begin Material for the task
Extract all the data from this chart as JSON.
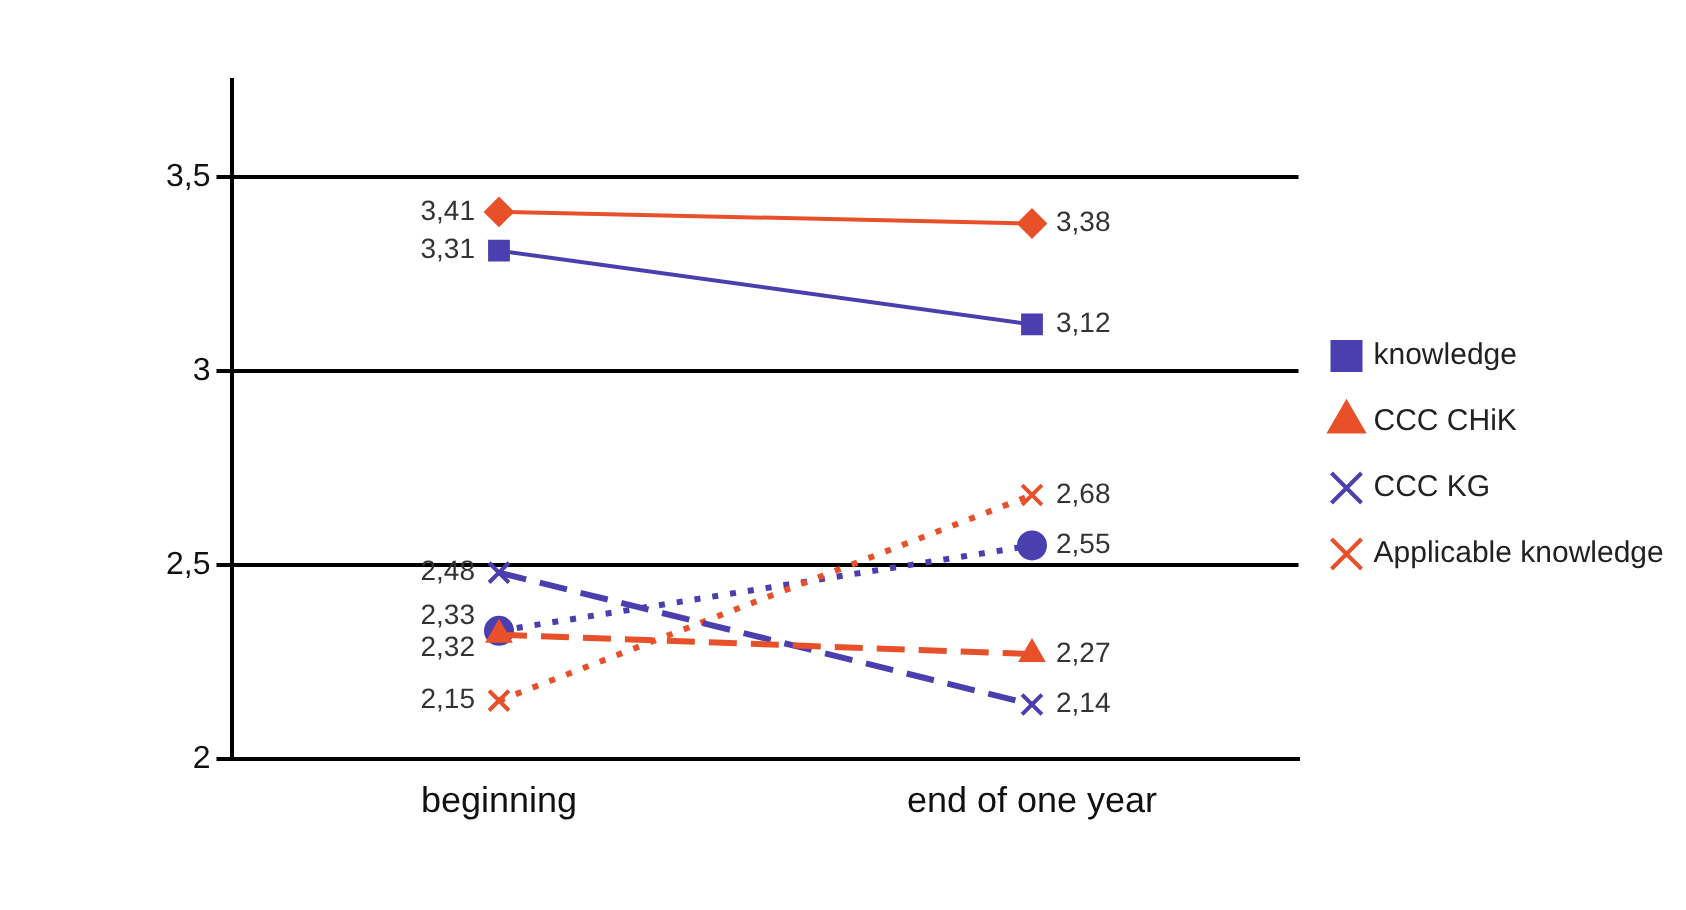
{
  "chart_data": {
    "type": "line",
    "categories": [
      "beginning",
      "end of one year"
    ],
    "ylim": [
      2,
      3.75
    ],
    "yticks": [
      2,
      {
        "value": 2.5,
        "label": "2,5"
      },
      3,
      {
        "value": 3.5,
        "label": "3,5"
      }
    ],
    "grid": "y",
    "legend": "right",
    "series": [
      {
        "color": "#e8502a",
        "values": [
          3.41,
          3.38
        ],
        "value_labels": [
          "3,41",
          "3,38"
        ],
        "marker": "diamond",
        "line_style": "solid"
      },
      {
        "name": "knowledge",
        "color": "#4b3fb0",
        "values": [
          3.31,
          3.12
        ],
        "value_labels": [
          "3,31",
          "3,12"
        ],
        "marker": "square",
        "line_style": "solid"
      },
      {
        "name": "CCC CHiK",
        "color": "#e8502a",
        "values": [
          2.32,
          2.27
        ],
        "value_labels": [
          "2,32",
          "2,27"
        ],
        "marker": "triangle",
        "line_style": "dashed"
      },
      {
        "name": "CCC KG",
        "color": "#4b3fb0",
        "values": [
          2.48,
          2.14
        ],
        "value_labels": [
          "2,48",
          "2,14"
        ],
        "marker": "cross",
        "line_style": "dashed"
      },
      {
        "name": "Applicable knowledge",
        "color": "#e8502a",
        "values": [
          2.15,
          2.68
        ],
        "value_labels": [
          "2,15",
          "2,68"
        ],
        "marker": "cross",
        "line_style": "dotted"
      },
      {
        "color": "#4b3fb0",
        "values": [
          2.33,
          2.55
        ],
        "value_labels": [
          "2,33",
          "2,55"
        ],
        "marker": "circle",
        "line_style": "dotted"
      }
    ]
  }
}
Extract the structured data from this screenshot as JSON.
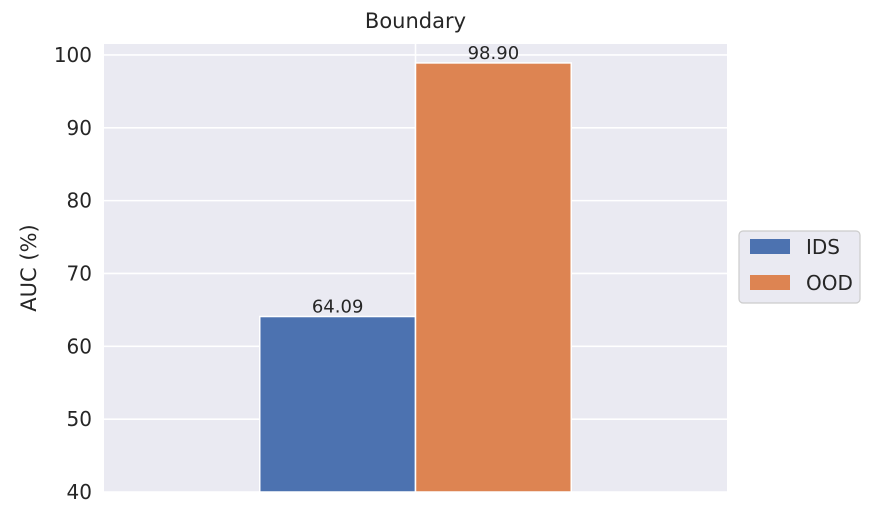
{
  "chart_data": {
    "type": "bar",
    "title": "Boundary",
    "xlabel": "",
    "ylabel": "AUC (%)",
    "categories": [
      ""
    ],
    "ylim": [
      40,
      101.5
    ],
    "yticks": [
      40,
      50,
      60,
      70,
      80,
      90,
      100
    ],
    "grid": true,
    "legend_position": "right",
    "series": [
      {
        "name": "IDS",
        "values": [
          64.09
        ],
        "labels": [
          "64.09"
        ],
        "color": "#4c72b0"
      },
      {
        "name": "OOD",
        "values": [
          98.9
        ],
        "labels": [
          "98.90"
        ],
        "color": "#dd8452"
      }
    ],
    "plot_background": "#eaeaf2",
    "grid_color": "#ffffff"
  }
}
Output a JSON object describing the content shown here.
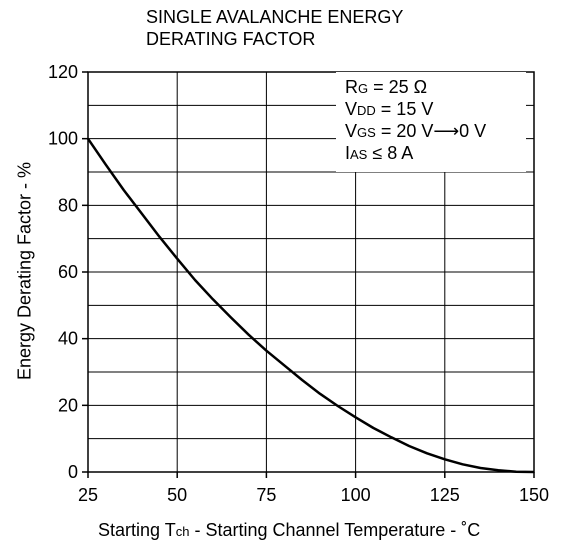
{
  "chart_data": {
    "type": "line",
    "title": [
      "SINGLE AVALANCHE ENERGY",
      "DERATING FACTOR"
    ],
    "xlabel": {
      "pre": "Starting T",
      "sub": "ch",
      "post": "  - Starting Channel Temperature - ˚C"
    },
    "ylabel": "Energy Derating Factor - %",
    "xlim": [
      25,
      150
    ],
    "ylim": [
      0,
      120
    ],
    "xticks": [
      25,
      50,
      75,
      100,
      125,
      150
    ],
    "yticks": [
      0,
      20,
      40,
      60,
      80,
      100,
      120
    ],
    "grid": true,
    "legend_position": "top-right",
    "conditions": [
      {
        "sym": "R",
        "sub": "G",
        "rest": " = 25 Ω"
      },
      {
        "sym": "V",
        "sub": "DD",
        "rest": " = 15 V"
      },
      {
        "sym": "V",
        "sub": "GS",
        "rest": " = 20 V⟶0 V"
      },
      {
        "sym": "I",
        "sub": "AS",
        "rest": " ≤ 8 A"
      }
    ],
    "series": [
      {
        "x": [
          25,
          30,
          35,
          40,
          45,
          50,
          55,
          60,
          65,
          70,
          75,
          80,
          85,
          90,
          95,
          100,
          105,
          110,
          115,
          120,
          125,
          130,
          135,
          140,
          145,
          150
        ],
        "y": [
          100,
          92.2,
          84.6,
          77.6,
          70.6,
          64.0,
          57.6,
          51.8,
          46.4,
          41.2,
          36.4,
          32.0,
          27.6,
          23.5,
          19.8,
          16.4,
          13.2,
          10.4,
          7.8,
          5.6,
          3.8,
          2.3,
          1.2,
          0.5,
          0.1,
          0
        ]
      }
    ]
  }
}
end Material for the task
**Task brief:** Copy, from the material, each line that holds the string "knowledge".

**Solution to the exercise:**
        "name": "knowledge",
        "name": "Applicable knowledge",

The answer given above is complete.